— begin Data for the task —
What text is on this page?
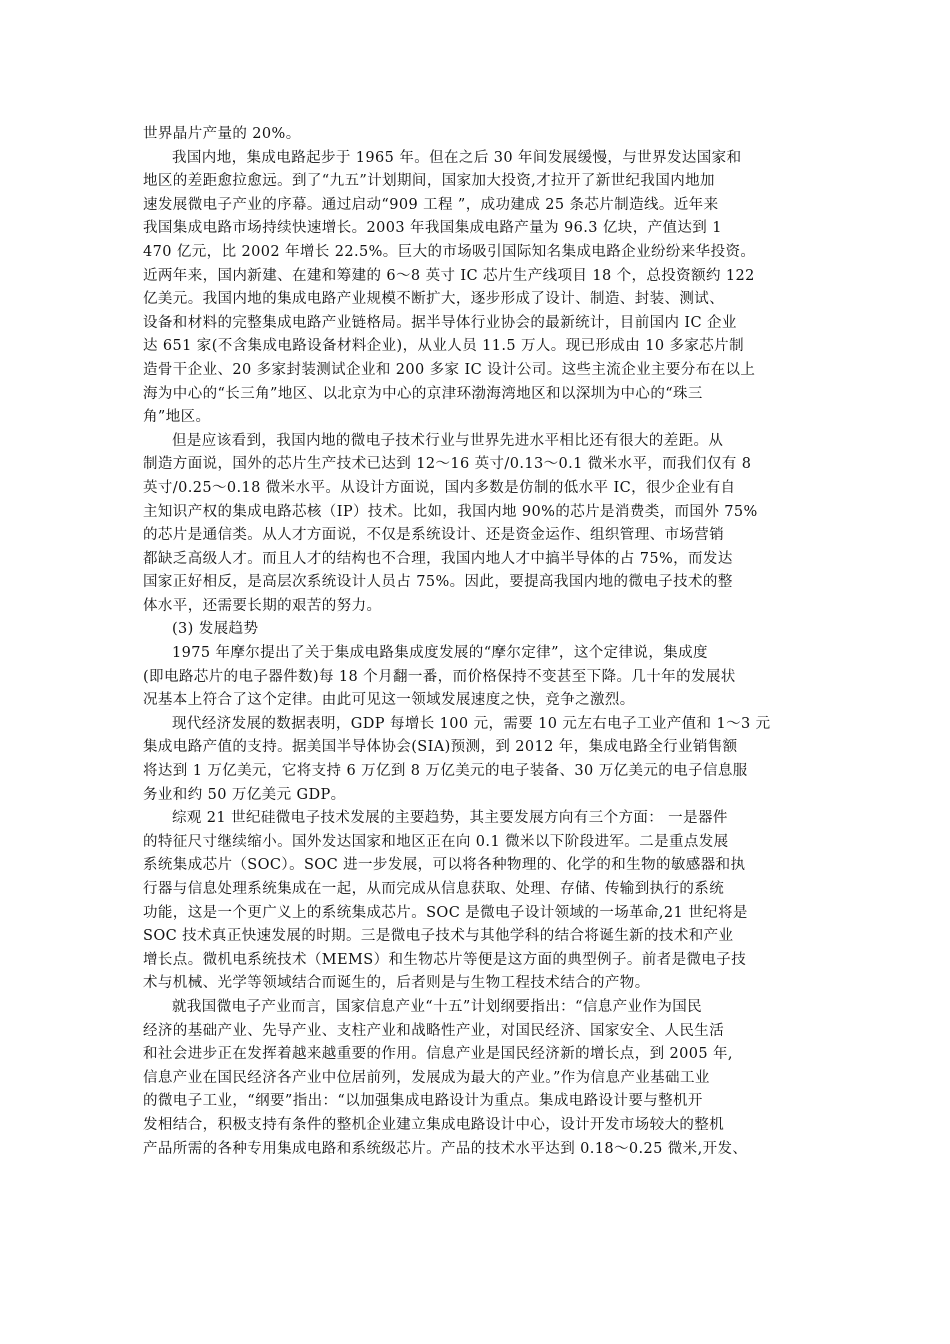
世界晶片产量的 20%。
我国内地，集成电路起步于 1965 年。但在之后 30 年间发展缓慢，与世界发达国家和
地区的差距愈拉愈远。到了“九五”计划期间，国家加大投资,才拉开了新世纪我国内地加
速发展微电子产业的序幕。通过启动“909 工程 ”，成功建成 25 条芯片制造线。近年来
我国集成电路市场持续快速增长。2003 年我国集成电路产量为 96.3 亿块，产值达到 1
470 亿元，比 2002 年增长 22.5%。巨大的市场吸引国际知名集成电路企业纷纷来华投资。
近两年来，国内新建、在建和筹建的 6～8 英寸 IC 芯片生产线项目 18 个，总投资额约 122
亿美元。我国内地的集成电路产业规模不断扩大，逐步形成了设计、制造、封装、测试、
设备和材料的完整集成电路产业链格局。据半导体行业协会的最新统计，目前国内 IC 企业
达 651 家(不含集成电路设备材料企业)，从业人员 11.5 万人。现已形成由 10 多家芯片制
造骨干企业、20 多家封装测试企业和 200 多家 IC 设计公司。这些主流企业主要分布在以上
海为中心的“长三角”地区、以北京为中心的京津环渤海湾地区和以深圳为中心的“珠三
角”地区。
但是应该看到，我国内地的微电子技术行业与世界先进水平相比还有很大的差距。从
制造方面说，国外的芯片生产技术已达到 12～16 英寸/0.13～0.1 微米水平，而我们仅有 8
英寸/0.25～0.18 微米水平。从设计方面说，国内多数是仿制的低水平 IC，很少企业有自
主知识产权的集成电路芯核（IP）技术。比如，我国内地 90%的芯片是消费类，而国外 75%
的芯片是通信类。从人才方面说，不仅是系统设计、还是资金运作、组织管理、市场营销
都缺乏高级人才。而且人才的结构也不合理，我国内地人才中搞半导体的占 75%，而发达
国家正好相反，是高层次系统设计人员占 75%。因此，要提高我国内地的微电子技术的整
体水平，还需要长期的艰苦的努力。
(3) 发展趋势
1975 年摩尔提出了关于集成电路集成度发展的“摩尔定律”，这个定律说，集成度
(即电路芯片的电子器件数)每 18 个月翻一番，而价格保持不变甚至下降。几十年的发展状
况基本上符合了这个定律。由此可见这一领域发展速度之快，竞争之激烈。
现代经济发展的数据表明，GDP 每增长 100 元，需要 10 元左右电子工业产值和 1～3 元
集成电路产值的支持。据美国半导体协会(SIA)预测，到 2012 年，集成电路全行业销售额
将达到 1 万亿美元，它将支持 6 万亿到 8 万亿美元的电子装备、30 万亿美元的电子信息服
务业和约 50 万亿美元 GDP。
综观 21 世纪硅微电子技术发展的主要趋势，其主要发展方向有三个方面： 一是器件
的特征尺寸继续缩小。国外发达国家和地区正在向 0.1 微米以下阶段进军。二是重点发展
系统集成芯片（SOC）。SOC 进一步发展，可以将各种物理的、化学的和生物的敏感器和执
行器与信息处理系统集成在一起，从而完成从信息获取、处理、存储、传输到执行的系统
功能，这是一个更广义上的系统集成芯片。SOC 是微电子设计领域的一场革命,21 世纪将是
SOC 技术真正快速发展的时期。三是微电子技术与其他学科的结合将诞生新的技术和产业
增长点。微机电系统技术（MEMS）和生物芯片等便是这方面的典型例子。前者是微电子技
术与机械、光学等领域结合而诞生的，后者则是与生物工程技术结合的产物。
就我国微电子产业而言，国家信息产业“十五”计划纲要指出：“信息产业作为国民
经济的基础产业、先导产业、支柱产业和战略性产业，对国民经济、国家安全、人民生活
和社会进步正在发挥着越来越重要的作用。信息产业是国民经济新的增长点，到 2005 年,
信息产业在国民经济各产业中位居前列，发展成为最大的产业。”作为信息产业基础工业
的微电子工业，“纲要”指出：“以加强集成电路设计为重点。集成电路设计要与整机开
发相结合，积极支持有条件的整机企业建立集成电路设计中心，设计开发市场较大的整机
产品所需的各种专用集成电路和系统级芯片。产品的技术水平达到 0.18～0.25 微米,开发、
— end Data for the task —
**Aim of the exercise**
Pull out every line holding "微米水平" from the records above, and copy it.

**Result of the task**
制造方面说，国外的芯片生产技术已达到 12～16 英寸/0.13～0.1 微米水平，而我们仅有 8
英寸/0.25～0.18 微米水平。从设计方面说，国内多数是仿制的低水平 IC，很少企业有自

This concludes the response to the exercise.